▶ **Extracted data entries**:
####

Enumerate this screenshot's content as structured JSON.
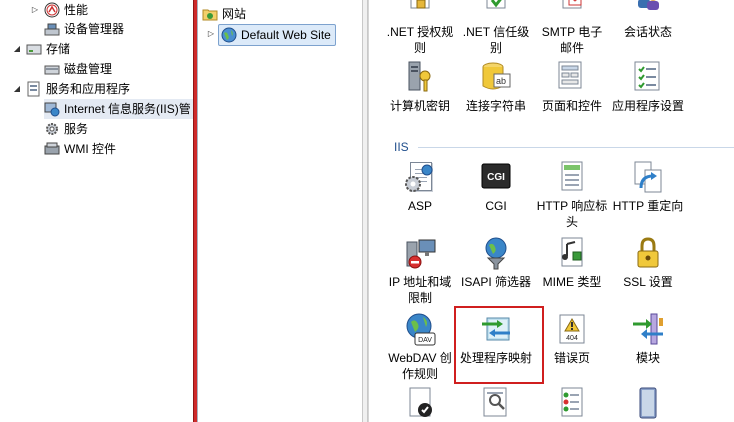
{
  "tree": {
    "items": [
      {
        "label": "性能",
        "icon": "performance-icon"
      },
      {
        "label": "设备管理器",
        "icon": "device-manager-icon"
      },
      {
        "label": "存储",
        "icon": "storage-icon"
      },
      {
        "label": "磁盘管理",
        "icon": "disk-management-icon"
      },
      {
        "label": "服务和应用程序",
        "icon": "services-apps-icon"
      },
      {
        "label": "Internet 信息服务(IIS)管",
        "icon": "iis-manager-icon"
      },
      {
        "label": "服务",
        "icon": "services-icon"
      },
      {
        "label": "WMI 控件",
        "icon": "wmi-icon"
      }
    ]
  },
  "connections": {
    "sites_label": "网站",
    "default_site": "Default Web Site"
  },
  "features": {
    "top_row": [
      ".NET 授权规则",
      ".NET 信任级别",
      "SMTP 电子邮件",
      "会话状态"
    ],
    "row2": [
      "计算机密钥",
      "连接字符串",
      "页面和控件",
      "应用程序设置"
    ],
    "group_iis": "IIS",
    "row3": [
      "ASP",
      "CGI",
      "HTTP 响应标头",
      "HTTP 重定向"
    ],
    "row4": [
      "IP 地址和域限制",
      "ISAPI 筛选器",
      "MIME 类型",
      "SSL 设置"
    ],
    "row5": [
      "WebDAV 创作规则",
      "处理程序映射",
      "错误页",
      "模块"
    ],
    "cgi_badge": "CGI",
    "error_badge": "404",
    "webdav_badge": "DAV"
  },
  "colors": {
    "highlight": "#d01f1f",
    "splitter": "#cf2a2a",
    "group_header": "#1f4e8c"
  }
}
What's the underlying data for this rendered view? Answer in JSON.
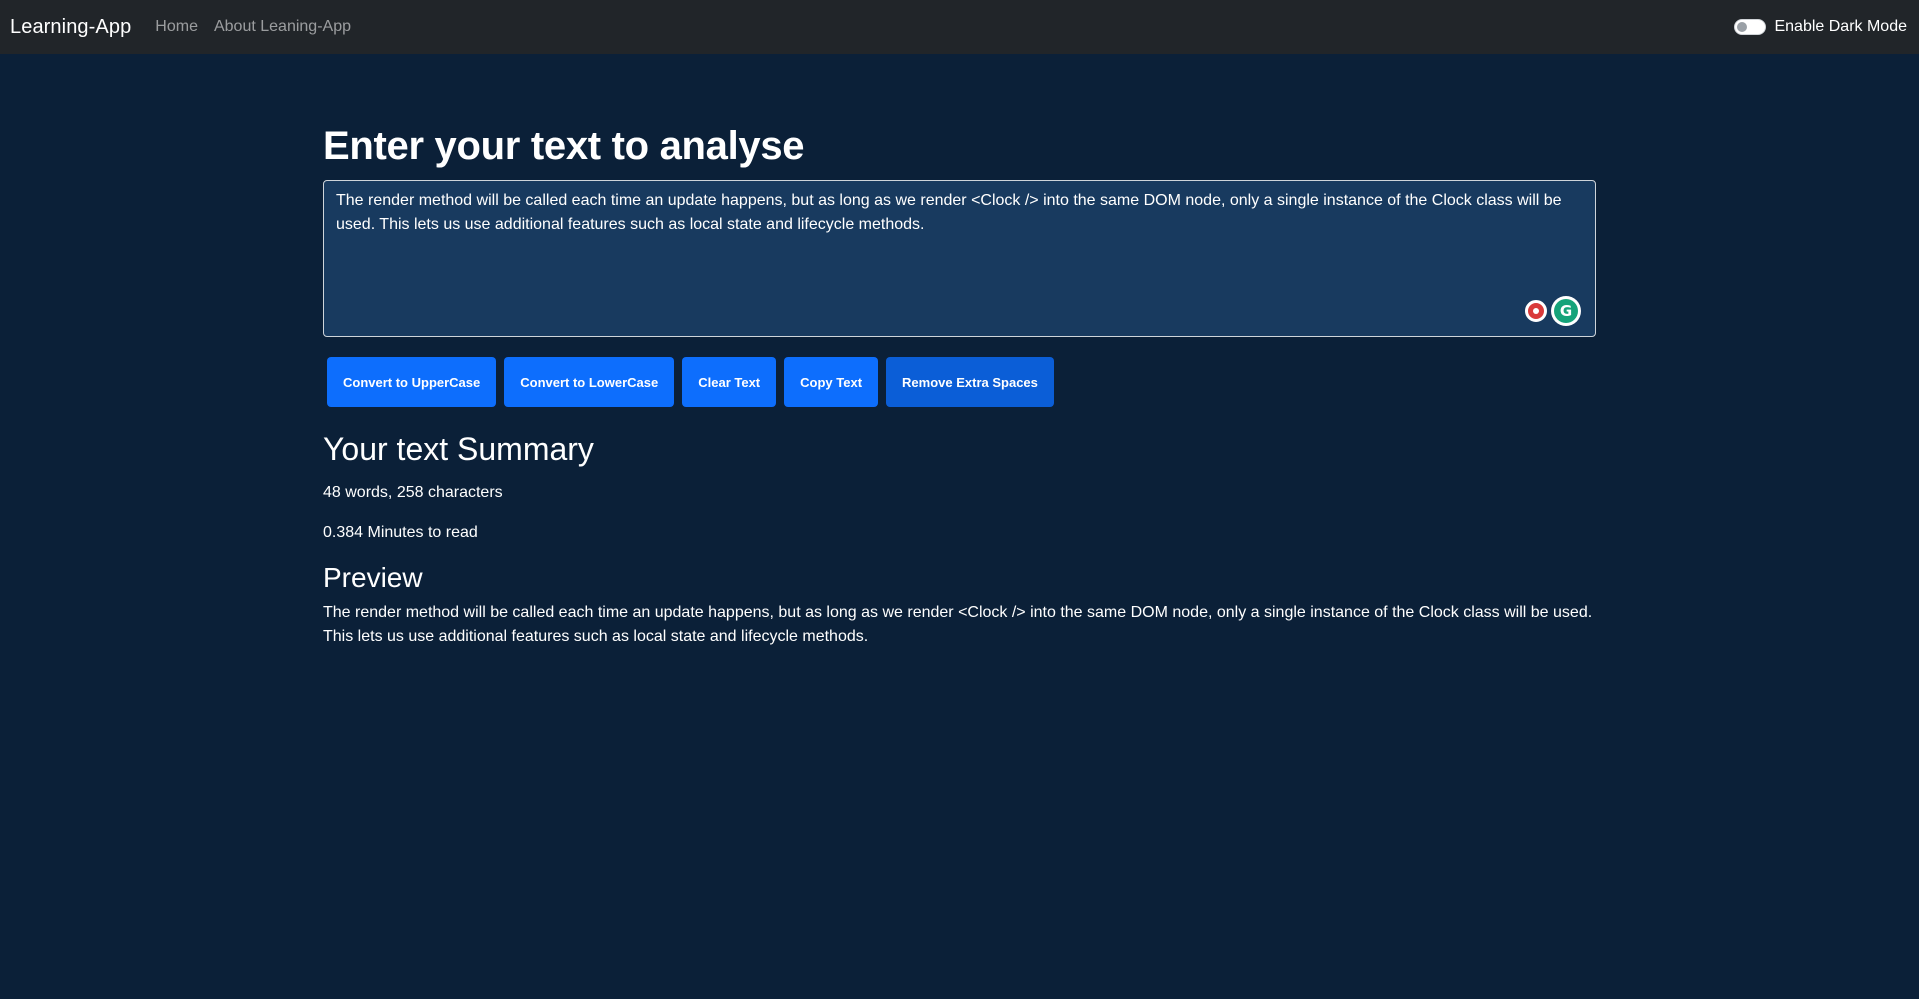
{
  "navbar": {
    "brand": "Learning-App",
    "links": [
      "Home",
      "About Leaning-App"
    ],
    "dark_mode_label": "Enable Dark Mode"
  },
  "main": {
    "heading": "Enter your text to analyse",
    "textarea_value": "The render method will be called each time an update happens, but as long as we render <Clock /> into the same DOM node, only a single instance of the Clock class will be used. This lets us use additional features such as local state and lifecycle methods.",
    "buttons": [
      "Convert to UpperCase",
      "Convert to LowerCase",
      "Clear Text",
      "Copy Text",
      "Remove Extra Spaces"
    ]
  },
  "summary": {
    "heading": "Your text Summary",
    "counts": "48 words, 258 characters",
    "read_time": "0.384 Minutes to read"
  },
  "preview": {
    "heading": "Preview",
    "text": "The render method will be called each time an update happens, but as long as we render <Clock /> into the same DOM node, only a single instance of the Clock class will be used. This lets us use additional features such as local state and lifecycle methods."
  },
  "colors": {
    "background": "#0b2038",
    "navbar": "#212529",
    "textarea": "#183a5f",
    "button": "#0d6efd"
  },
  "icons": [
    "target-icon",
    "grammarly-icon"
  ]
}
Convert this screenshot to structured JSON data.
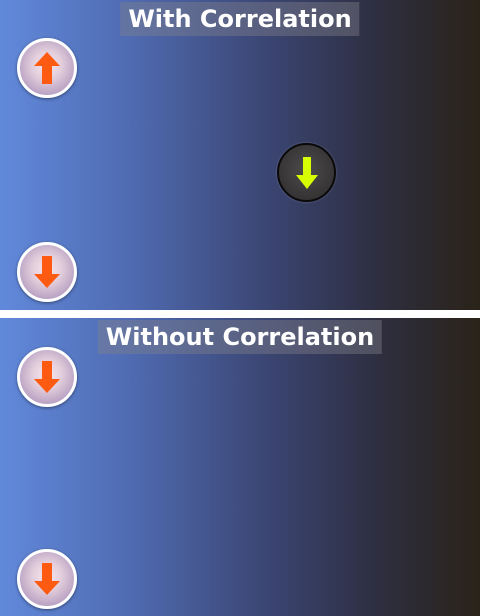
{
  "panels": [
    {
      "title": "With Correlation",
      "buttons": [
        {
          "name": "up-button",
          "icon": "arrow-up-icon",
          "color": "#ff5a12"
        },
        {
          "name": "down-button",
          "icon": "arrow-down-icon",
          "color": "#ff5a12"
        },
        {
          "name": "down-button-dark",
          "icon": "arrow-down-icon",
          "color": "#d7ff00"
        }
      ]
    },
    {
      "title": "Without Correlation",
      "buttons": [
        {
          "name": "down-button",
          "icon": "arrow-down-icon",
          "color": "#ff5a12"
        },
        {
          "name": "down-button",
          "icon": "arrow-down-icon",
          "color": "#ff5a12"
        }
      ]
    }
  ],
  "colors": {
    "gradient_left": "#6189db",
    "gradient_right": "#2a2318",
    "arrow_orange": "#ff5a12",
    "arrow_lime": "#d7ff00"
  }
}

####

▶ **REQUEST**:
Report all lines of the data that include the word "Clock".

▶ **ANSWER IN FULL**:
    "textarea_value": "The render method will be called each time an update happens, but as long as we render <Clock /> into the same DOM node, only a single instance of the Clock class will be used. This lets us use additional features such as local state and lifecycle methods.",
    "text": "The render method will be called each time an update happens, but as long as we render <Clock /> into the same DOM node, only a single instance of the Clock class will be used. This lets us use additional features such as local state and lifecycle methods."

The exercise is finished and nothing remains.